[What is needed]: Give the data below again, word for word.

---

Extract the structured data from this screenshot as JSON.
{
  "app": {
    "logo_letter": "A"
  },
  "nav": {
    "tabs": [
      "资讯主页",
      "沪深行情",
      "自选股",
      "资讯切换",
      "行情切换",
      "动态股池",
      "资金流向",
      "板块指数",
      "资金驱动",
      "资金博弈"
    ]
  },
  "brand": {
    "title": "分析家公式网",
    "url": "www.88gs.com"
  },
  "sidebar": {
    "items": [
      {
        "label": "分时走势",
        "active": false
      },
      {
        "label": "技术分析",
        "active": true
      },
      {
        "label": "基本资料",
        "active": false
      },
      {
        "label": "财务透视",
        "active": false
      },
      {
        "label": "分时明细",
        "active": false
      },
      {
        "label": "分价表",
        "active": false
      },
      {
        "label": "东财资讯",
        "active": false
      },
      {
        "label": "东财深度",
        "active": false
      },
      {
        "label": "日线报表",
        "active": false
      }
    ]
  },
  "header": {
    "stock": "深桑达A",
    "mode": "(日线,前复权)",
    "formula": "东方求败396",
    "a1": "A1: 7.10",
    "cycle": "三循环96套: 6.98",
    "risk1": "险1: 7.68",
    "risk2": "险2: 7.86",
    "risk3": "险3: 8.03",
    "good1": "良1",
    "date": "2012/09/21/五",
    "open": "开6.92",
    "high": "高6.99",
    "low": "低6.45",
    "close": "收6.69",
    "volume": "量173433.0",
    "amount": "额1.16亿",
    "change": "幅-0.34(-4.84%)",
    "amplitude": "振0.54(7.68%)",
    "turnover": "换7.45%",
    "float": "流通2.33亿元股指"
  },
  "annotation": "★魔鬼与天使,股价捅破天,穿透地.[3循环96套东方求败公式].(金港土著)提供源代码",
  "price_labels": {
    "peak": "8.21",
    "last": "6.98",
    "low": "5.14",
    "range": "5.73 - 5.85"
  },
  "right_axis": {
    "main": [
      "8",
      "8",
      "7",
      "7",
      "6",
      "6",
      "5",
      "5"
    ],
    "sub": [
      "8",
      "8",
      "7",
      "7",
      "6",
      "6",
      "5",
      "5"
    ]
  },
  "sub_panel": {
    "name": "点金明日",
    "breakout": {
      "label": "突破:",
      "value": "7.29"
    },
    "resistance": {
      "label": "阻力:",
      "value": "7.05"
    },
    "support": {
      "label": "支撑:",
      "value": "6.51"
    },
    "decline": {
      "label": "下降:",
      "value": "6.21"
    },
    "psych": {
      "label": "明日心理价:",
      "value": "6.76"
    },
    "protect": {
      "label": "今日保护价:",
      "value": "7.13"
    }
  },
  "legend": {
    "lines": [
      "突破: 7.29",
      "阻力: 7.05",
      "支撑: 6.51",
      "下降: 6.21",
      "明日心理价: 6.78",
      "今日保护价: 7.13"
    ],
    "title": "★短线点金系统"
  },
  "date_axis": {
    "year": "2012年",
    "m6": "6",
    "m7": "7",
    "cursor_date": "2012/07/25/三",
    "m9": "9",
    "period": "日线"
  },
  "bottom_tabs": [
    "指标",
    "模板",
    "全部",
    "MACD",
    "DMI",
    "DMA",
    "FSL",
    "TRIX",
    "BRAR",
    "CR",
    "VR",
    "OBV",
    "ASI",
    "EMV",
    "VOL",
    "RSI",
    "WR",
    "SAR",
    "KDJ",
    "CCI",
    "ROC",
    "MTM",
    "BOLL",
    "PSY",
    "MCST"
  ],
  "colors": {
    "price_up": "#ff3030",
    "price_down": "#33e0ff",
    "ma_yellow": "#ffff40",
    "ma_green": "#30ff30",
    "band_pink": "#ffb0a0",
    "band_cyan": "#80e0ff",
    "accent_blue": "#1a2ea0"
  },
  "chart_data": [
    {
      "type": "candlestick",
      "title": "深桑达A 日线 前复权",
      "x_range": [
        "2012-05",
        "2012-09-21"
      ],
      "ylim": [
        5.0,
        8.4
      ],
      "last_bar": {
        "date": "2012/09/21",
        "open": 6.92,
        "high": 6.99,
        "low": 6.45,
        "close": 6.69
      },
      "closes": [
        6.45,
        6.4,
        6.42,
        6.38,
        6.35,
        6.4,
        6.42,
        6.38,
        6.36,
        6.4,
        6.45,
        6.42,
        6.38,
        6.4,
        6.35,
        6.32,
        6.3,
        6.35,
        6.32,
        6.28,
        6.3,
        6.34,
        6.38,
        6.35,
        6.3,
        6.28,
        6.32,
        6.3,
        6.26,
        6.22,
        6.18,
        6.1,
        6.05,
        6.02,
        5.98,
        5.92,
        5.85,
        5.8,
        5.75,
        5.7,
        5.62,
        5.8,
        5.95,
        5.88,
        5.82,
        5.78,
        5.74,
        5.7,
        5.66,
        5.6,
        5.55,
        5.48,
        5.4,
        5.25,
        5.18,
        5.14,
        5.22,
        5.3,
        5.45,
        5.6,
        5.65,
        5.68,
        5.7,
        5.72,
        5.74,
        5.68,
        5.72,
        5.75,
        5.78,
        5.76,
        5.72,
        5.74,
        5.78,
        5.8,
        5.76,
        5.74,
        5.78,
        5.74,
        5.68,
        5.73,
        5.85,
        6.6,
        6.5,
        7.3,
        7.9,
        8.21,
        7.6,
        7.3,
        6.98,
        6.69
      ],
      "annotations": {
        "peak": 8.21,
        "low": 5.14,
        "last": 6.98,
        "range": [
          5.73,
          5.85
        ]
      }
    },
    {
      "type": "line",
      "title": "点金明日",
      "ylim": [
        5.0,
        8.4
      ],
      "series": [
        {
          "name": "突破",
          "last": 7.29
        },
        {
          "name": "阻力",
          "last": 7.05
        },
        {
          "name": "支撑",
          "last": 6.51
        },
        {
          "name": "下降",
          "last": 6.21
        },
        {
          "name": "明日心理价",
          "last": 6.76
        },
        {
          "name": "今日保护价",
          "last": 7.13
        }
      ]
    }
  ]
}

---

[Output for this task]:
Extract the structured data from this screenshot as JSON.
{
  "app": {
    "logo_letter": "A"
  },
  "nav": {
    "tabs": [
      "资讯主页",
      "沪深行情",
      "自选股",
      "资讯切换",
      "行情切换",
      "动态股池",
      "资金流向",
      "板块指数",
      "资金驱动",
      "资金博弈"
    ]
  },
  "brand": {
    "title": "分析家公式网",
    "url": "www.88gs.com"
  },
  "sidebar": {
    "items": [
      {
        "label": "分时走势",
        "active": false
      },
      {
        "label": "技术分析",
        "active": true
      },
      {
        "label": "基本资料",
        "active": false
      },
      {
        "label": "财务透视",
        "active": false
      },
      {
        "label": "分时明细",
        "active": false
      },
      {
        "label": "分价表",
        "active": false
      },
      {
        "label": "东财资讯",
        "active": false
      },
      {
        "label": "东财深度",
        "active": false
      },
      {
        "label": "日线报表",
        "active": false
      }
    ]
  },
  "header": {
    "stock": "深桑达A",
    "mode": "(日线,前复权)",
    "formula": "东方求败396",
    "a1": "A1: 7.10",
    "cycle": "三循环96套: 6.98",
    "risk1": "险1: 7.68",
    "risk2": "险2: 7.86",
    "risk3": "险3: 8.03",
    "good1": "良1",
    "date": "2012/09/21/五",
    "open": "开6.92",
    "high": "高6.99",
    "low": "低6.45",
    "close": "收6.69",
    "volume": "量173433.0",
    "amount": "额1.16亿",
    "change": "幅-0.34(-4.84%)",
    "amplitude": "振0.54(7.68%)",
    "turnover": "换7.45%",
    "float": "流通2.33亿元股指"
  },
  "annotation": "★魔鬼与天使,股价捅破天,穿透地.[3循环96套东方求败公式].(金港土著)提供源代码",
  "price_labels": {
    "peak": "8.21",
    "last": "6.98",
    "low": "5.14",
    "range": "5.73 - 5.85"
  },
  "right_axis": {
    "main": [
      "8",
      "8",
      "7",
      "7",
      "6",
      "6",
      "5",
      "5"
    ],
    "sub": [
      "8",
      "8",
      "7",
      "7",
      "6",
      "6",
      "5",
      "5"
    ]
  },
  "sub_panel": {
    "name": "点金明日",
    "breakout": {
      "label": "突破:",
      "value": "7.29"
    },
    "resistance": {
      "label": "阻力:",
      "value": "7.05"
    },
    "support": {
      "label": "支撑:",
      "value": "6.51"
    },
    "decline": {
      "label": "下降:",
      "value": "6.21"
    },
    "psych": {
      "label": "明日心理价:",
      "value": "6.76"
    },
    "protect": {
      "label": "今日保护价:",
      "value": "7.13"
    }
  },
  "legend": {
    "lines": [
      "突破: 7.29",
      "阻力: 7.05",
      "支撑: 6.51",
      "下降: 6.21",
      "明日心理价: 6.78",
      "今日保护价: 7.13"
    ],
    "title": "★短线点金系统"
  },
  "date_axis": {
    "year": "2012年",
    "m6": "6",
    "m7": "7",
    "cursor_date": "2012/07/25/三",
    "m9": "9",
    "period": "日线"
  },
  "bottom_tabs": [
    "指标",
    "模板",
    "全部",
    "MACD",
    "DMI",
    "DMA",
    "FSL",
    "TRIX",
    "BRAR",
    "CR",
    "VR",
    "OBV",
    "ASI",
    "EMV",
    "VOL",
    "RSI",
    "WR",
    "SAR",
    "KDJ",
    "CCI",
    "ROC",
    "MTM",
    "BOLL",
    "PSY",
    "MCST"
  ],
  "colors": {
    "price_up": "#ff3030",
    "price_down": "#33e0ff",
    "ma_yellow": "#ffff40",
    "ma_green": "#30ff30",
    "band_pink": "#ffb0a0",
    "band_cyan": "#80e0ff",
    "accent_blue": "#1a2ea0"
  },
  "chart_data": [
    {
      "type": "candlestick",
      "title": "深桑达A 日线 前复权",
      "x_range": [
        "2012-05",
        "2012-09-21"
      ],
      "ylim": [
        5.0,
        8.4
      ],
      "last_bar": {
        "date": "2012/09/21",
        "open": 6.92,
        "high": 6.99,
        "low": 6.45,
        "close": 6.69
      },
      "closes": [
        6.45,
        6.4,
        6.42,
        6.38,
        6.35,
        6.4,
        6.42,
        6.38,
        6.36,
        6.4,
        6.45,
        6.42,
        6.38,
        6.4,
        6.35,
        6.32,
        6.3,
        6.35,
        6.32,
        6.28,
        6.3,
        6.34,
        6.38,
        6.35,
        6.3,
        6.28,
        6.32,
        6.3,
        6.26,
        6.22,
        6.18,
        6.1,
        6.05,
        6.02,
        5.98,
        5.92,
        5.85,
        5.8,
        5.75,
        5.7,
        5.62,
        5.8,
        5.95,
        5.88,
        5.82,
        5.78,
        5.74,
        5.7,
        5.66,
        5.6,
        5.55,
        5.48,
        5.4,
        5.25,
        5.18,
        5.14,
        5.22,
        5.3,
        5.45,
        5.6,
        5.65,
        5.68,
        5.7,
        5.72,
        5.74,
        5.68,
        5.72,
        5.75,
        5.78,
        5.76,
        5.72,
        5.74,
        5.78,
        5.8,
        5.76,
        5.74,
        5.78,
        5.74,
        5.68,
        5.73,
        5.85,
        6.6,
        6.5,
        7.3,
        7.9,
        8.21,
        7.6,
        7.3,
        6.98,
        6.69
      ],
      "annotations": {
        "peak": 8.21,
        "low": 5.14,
        "last": 6.98,
        "range": [
          5.73,
          5.85
        ]
      }
    },
    {
      "type": "line",
      "title": "点金明日",
      "ylim": [
        5.0,
        8.4
      ],
      "series": [
        {
          "name": "突破",
          "last": 7.29
        },
        {
          "name": "阻力",
          "last": 7.05
        },
        {
          "name": "支撑",
          "last": 6.51
        },
        {
          "name": "下降",
          "last": 6.21
        },
        {
          "name": "明日心理价",
          "last": 6.76
        },
        {
          "name": "今日保护价",
          "last": 7.13
        }
      ]
    }
  ]
}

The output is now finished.